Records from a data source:
***

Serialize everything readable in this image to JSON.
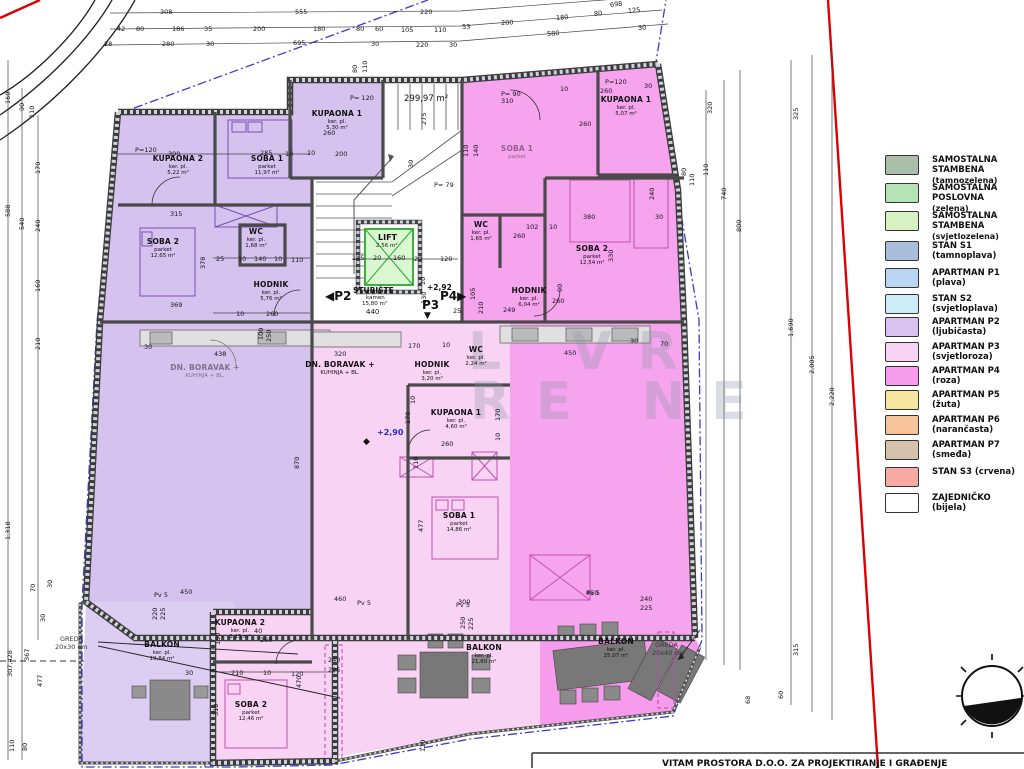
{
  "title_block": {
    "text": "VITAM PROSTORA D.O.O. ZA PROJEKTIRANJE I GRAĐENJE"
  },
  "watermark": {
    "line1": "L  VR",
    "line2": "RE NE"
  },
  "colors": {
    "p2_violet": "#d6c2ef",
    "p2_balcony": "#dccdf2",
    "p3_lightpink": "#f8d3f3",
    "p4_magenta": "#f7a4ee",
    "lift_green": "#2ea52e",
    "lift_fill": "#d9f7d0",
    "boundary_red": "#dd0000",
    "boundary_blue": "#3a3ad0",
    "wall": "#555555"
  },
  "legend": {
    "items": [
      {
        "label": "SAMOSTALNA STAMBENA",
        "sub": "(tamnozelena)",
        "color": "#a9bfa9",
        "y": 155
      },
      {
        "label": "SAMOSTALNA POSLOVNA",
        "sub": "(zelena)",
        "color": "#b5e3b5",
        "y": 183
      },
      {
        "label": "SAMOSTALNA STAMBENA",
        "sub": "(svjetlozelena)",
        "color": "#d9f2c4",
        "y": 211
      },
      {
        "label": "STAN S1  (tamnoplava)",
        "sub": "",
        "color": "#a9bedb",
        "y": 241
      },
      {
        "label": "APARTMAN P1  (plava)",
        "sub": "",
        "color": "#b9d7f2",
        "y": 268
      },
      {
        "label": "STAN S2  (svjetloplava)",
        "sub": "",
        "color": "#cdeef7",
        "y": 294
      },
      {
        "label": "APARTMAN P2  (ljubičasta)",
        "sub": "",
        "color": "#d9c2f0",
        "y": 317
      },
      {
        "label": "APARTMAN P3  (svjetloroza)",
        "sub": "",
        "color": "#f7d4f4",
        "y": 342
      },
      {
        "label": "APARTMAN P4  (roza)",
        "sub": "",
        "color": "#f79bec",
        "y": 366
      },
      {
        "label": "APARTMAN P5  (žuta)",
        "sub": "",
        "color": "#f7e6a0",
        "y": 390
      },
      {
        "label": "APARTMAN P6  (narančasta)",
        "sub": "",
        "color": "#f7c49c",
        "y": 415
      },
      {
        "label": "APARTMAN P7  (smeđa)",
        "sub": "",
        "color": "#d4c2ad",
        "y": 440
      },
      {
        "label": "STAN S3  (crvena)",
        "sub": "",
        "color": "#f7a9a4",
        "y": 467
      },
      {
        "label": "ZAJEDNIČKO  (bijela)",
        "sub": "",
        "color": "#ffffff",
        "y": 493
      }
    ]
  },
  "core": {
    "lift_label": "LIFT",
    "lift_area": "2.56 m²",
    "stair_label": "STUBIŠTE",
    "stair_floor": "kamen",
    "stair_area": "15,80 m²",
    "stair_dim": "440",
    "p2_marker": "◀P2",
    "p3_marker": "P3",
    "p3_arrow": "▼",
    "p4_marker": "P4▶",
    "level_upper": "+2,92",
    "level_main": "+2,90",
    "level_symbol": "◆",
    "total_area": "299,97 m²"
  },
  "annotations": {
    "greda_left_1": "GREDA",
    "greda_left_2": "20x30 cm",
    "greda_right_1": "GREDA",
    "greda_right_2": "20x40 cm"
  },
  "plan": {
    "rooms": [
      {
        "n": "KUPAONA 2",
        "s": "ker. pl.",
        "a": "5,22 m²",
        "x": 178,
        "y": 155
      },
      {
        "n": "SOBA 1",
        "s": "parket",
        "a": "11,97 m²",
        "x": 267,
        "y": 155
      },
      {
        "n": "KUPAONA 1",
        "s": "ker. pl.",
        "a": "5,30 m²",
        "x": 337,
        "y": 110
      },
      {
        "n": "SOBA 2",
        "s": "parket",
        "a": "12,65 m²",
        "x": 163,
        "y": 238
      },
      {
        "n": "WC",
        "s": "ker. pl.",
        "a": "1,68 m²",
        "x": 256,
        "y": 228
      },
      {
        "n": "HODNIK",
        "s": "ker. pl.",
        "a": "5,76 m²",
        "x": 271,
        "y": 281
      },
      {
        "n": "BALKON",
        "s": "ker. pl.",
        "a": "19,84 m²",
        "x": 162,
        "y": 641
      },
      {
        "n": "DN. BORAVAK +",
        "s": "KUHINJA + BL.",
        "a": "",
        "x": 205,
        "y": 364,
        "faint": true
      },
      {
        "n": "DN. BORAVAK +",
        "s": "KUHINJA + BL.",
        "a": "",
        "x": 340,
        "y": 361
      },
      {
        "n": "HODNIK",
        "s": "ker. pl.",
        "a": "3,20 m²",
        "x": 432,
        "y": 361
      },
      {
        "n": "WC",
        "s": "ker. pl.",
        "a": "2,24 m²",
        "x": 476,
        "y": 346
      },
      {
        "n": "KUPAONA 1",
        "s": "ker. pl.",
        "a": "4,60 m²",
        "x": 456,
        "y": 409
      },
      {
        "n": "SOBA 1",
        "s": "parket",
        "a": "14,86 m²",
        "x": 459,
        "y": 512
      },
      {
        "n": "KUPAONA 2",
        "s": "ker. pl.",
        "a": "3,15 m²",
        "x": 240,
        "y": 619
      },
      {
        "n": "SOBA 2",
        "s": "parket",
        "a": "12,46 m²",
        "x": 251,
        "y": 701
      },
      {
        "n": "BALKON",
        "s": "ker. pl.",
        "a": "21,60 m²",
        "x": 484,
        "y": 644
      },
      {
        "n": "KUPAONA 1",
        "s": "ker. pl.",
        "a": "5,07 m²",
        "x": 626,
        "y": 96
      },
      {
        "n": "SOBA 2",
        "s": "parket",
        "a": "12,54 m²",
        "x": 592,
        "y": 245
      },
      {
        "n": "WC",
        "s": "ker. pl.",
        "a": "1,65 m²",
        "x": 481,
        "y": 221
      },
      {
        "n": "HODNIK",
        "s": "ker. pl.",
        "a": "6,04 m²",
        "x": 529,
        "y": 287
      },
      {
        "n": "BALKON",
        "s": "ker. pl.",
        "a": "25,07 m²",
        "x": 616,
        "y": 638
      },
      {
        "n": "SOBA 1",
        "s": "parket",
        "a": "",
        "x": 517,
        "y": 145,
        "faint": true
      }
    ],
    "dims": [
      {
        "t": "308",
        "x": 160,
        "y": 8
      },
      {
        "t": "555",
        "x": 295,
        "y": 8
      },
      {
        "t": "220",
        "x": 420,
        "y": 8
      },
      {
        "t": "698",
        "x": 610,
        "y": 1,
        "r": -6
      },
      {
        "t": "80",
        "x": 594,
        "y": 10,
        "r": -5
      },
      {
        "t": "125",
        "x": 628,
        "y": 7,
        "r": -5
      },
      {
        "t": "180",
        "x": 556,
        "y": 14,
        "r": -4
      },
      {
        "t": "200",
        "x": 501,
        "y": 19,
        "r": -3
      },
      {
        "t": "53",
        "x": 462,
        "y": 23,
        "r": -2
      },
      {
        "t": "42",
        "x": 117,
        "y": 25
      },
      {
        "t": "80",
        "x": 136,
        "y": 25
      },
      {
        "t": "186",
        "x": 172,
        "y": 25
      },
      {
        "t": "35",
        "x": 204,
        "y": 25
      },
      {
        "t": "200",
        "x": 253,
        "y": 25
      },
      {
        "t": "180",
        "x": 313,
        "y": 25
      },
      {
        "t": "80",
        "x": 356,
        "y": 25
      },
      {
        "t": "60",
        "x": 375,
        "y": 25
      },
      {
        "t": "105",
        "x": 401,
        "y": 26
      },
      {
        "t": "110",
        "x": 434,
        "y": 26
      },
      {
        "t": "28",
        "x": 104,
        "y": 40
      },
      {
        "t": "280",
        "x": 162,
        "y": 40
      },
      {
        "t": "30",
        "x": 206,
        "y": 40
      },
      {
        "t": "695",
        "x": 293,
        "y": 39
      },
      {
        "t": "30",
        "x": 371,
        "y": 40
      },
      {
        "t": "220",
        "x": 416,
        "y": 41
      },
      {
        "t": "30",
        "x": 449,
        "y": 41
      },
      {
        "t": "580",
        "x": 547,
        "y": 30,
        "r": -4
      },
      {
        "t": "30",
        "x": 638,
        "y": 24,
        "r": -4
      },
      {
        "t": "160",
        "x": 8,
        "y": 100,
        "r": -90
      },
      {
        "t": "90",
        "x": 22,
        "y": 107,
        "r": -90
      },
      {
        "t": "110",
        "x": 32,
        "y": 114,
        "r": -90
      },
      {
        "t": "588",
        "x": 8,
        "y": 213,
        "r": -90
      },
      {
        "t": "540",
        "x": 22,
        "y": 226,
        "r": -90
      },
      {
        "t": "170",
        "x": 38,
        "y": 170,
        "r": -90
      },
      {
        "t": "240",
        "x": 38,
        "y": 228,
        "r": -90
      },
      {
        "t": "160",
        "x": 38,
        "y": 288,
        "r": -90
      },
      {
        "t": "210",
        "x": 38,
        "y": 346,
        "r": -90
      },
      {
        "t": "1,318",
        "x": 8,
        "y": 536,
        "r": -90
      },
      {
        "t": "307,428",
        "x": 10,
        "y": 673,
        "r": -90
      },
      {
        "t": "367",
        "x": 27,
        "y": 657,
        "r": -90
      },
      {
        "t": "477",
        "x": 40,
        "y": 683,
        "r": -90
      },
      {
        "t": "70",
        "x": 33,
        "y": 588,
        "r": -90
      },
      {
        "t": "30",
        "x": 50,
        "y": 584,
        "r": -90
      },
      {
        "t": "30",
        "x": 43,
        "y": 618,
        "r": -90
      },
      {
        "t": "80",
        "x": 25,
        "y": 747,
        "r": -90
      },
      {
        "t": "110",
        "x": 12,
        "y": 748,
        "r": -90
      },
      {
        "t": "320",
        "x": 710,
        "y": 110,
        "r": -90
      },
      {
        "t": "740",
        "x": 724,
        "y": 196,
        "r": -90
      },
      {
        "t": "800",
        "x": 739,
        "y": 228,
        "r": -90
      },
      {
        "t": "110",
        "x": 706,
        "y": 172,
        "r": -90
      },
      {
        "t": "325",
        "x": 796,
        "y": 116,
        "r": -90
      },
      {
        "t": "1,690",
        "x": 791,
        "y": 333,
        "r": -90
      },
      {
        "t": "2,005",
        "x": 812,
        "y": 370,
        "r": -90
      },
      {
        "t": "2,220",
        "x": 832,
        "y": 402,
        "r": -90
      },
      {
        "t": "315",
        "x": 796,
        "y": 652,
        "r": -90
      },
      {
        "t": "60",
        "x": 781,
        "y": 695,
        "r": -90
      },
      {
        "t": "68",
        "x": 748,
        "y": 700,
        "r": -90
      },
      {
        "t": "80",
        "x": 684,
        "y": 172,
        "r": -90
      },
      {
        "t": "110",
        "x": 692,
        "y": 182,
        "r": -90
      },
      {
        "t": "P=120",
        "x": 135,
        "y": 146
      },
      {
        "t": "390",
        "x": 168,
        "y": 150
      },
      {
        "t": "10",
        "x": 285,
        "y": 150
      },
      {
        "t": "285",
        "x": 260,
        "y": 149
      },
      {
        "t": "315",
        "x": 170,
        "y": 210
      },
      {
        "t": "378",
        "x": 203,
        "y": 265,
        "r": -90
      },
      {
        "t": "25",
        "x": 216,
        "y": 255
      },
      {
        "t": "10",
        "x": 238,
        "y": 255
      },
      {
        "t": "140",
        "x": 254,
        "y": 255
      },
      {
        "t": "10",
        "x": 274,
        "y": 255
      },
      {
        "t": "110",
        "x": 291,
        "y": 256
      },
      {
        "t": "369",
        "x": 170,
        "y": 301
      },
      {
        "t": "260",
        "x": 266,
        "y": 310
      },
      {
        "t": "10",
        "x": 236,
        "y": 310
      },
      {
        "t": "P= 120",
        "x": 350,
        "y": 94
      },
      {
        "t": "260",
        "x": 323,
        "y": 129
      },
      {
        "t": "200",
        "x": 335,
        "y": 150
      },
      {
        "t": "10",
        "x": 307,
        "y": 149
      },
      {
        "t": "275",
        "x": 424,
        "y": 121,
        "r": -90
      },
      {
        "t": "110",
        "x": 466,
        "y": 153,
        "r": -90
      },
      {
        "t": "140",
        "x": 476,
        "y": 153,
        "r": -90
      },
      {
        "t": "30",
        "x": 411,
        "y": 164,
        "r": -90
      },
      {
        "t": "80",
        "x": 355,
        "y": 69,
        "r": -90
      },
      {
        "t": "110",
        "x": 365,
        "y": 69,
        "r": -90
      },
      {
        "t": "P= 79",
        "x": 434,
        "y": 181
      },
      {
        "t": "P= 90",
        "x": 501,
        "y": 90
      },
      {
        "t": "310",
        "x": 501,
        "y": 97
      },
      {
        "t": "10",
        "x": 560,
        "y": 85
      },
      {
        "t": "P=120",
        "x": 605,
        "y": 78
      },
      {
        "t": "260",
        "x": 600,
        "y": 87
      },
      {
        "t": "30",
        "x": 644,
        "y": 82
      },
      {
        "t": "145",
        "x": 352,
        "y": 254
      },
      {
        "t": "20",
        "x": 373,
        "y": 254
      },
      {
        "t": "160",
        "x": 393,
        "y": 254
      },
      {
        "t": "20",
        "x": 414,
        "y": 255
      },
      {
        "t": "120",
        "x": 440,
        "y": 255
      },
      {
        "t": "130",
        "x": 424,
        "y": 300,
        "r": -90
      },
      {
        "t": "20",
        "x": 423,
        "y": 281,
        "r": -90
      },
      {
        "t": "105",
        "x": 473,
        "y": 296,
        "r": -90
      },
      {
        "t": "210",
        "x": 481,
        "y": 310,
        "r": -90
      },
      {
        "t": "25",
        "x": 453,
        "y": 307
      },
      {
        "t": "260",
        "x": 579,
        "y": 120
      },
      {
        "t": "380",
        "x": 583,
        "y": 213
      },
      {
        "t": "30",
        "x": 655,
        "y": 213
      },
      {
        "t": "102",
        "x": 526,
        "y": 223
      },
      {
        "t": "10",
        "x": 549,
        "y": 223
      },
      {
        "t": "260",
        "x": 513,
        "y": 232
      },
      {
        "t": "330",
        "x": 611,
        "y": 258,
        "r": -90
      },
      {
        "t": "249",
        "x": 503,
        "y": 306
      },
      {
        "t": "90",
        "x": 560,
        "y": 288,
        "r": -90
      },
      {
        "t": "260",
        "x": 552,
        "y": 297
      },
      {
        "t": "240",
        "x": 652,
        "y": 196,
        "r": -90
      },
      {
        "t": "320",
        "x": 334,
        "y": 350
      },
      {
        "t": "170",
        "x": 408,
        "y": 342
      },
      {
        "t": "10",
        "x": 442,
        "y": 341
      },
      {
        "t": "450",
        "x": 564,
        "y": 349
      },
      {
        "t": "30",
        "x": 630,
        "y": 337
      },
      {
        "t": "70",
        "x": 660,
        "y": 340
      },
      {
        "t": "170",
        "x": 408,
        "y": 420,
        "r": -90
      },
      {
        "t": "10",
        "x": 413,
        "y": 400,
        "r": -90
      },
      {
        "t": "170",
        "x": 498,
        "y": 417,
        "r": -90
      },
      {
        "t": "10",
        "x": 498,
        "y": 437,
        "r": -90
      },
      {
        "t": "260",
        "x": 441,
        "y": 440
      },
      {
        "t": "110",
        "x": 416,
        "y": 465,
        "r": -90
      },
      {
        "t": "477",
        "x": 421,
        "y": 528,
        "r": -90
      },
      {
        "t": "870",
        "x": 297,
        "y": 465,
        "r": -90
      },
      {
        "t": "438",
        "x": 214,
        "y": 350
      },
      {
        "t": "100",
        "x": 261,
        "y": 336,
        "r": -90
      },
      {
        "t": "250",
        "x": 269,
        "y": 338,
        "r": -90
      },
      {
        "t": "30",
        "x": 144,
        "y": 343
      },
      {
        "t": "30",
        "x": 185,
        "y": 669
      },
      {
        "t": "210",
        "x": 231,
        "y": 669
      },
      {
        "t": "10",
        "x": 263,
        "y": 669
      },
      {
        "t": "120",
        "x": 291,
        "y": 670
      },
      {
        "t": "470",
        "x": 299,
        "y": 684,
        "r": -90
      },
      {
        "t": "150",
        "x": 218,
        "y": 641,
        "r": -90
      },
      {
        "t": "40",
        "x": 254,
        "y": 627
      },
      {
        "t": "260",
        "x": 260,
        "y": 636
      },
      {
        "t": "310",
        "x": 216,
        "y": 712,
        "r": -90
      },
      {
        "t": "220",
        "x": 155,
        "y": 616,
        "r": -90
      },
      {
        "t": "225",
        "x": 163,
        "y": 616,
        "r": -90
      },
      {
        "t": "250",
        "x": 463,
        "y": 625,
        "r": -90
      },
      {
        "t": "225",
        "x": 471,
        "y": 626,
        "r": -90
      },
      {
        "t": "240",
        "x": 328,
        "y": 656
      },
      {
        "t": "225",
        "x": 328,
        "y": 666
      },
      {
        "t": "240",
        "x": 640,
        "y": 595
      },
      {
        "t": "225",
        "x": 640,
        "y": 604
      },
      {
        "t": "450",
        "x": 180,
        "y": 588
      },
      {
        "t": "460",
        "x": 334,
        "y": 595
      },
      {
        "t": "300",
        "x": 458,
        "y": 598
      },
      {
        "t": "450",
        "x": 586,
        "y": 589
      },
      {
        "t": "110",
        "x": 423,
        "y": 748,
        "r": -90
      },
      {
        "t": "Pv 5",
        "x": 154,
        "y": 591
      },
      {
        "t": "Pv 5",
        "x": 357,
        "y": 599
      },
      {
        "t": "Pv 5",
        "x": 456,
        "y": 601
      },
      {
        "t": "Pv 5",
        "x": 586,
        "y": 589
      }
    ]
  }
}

***

→ Direction: In how many lines of the data does the string "STAN" appear? Give only the number.

→ Answer to the task: 3